§ **EXERCISE OBJECTIVE**
Filter the entries that follow, copying every line in which the word "الصحيح" appears.

★ ★ ★

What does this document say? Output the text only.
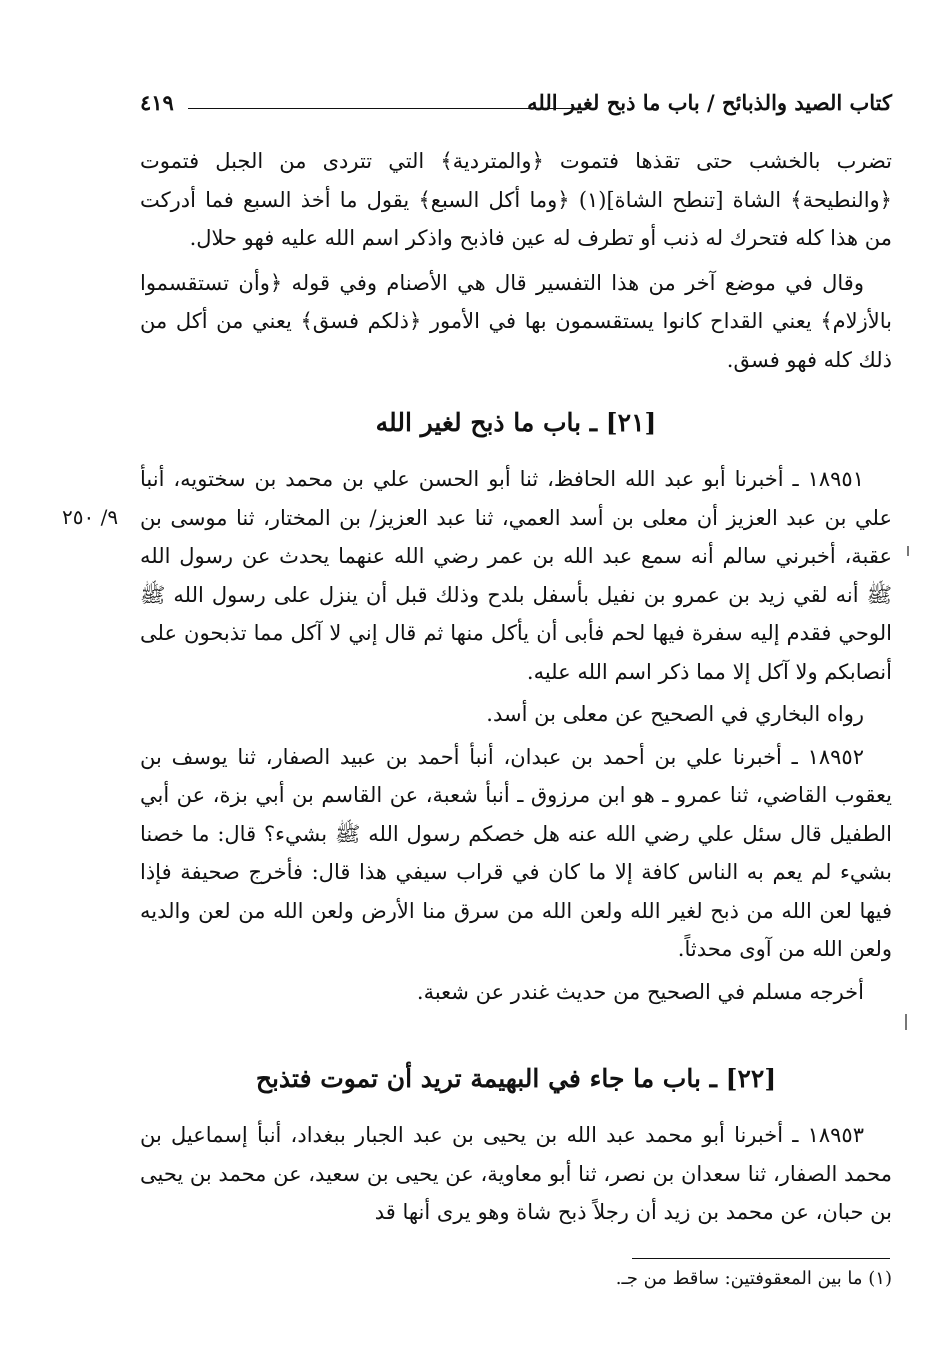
كتاب الصيد والذبائح / باب ما ذبح لغير الله
٤١٩

تضرب بالخشب حتى تقذها فتموت ﴿والمتردية﴾ التي تتردى من الجبل فتموت ﴿والنطيحة﴾ الشاة [تنطح الشاة](١) ﴿وما أكل السبع﴾ يقول ما أخذ السبع فما أدركت من هذا كله فتحرك له ذنب أو تطرف له عين فاذبح واذكر اسم الله عليه فهو حلال.

وقال في موضع آخر من هذا التفسير قال هي الأصنام وفي قوله ﴿وأن تستقسموا بالأزلام﴾ يعني القداح كانوا يستقسمون بها في الأمور ﴿ذلكم فسق﴾ يعني من أكل من ذلك كله فهو فسق.

[٢١] ـ باب ما ذبح لغير الله

١٨٩٥١ ـ أخبرنا أبو عبد الله الحافظ، ثنا أبو الحسن علي بن محمد بن سختويه، أنبأ علي بن عبد العزيز أن معلى بن أسد العمي، ثنا عبد العزيز/ بن المختار، ثنا موسى بن عقبة، أخبرني سالم أنه سمع عبد الله بن عمر رضي الله عنهما يحدث عن رسول الله ﷺ أنه لقي زيد بن عمرو بن نفيل بأسفل بلدح وذلك قبل أن ينزل على رسول الله ﷺ الوحي فقدم إليه سفرة فيها لحم فأبى أن يأكل منها ثم قال إني لا آكل مما تذبحون على أنصابكم ولا آكل إلا مما ذكر اسم الله عليه.

رواه البخاري في الصحيح عن معلى بن أسد.

١٨٩٥٢ ـ أخبرنا علي بن أحمد بن عبدان، أنبأ أحمد بن عبيد الصفار، ثنا يوسف بن يعقوب القاضي، ثنا عمرو ـ هو ابن مرزوق ـ أنبأ شعبة، عن القاسم بن أبي بزة، عن أبي الطفيل قال سئل علي رضي الله عنه هل خصكم رسول الله ﷺ بشيء؟ قال: ما خصنا بشيء لم يعم به الناس كافة إلا ما كان في قراب سيفي هذا قال: فأخرج صحيفة فإذا فيها لعن الله من ذبح لغير الله ولعن الله من سرق منا الأرض ولعن الله من لعن والديه ولعن الله من آوى محدثاً.

أخرجه مسلم في الصحيح من حديث غندر عن شعبة.

[٢٢] ـ باب ما جاء في البهيمة تريد أن تموت فتذبح

١٨٩٥٣ ـ أخبرنا أبو محمد عبد الله بن يحيى بن عبد الجبار ببغداد، أنبأ إسماعيل بن محمد الصفار، ثنا سعدان بن نصر، ثنا أبو معاوية، عن يحيى بن سعيد، عن محمد بن يحيى بن حبان، عن محمد بن زيد أن رجلاً ذبح شاة وهو يرى أنها قد

٩/ ٢٥٠
(١) ما بين المعقوفتين: ساقط من جـ.
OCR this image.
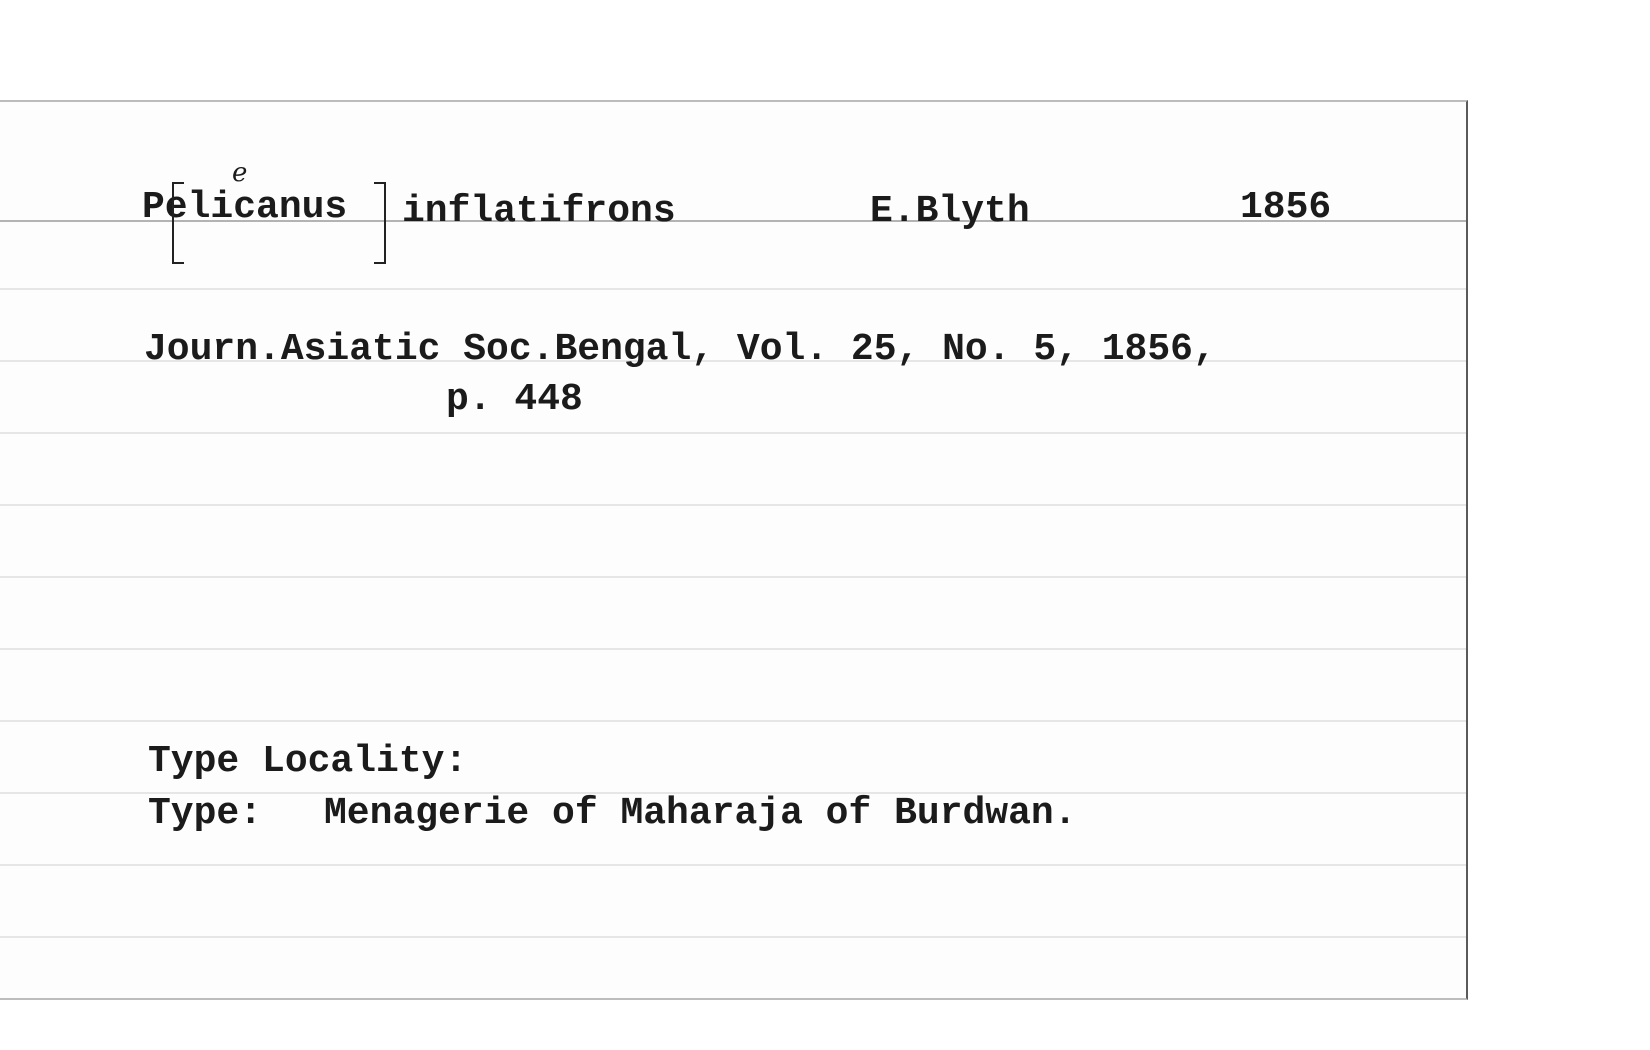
Pelicanus
e
inflatifrons	E.Blyth	1856
Journ.Asiatic Soc.Bengal, Vol. 25, No. 5, 1856,
p. 448
Type Locality:
Type: Menagerie of Maharaja of Burdwan.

★ ★ ★

§ **EXERCISE SOLUTION**
رواه البخاري في الصحيح عن معلى بن أسد.
أخرجه مسلم في الصحيح من حديث غندر عن شعبة.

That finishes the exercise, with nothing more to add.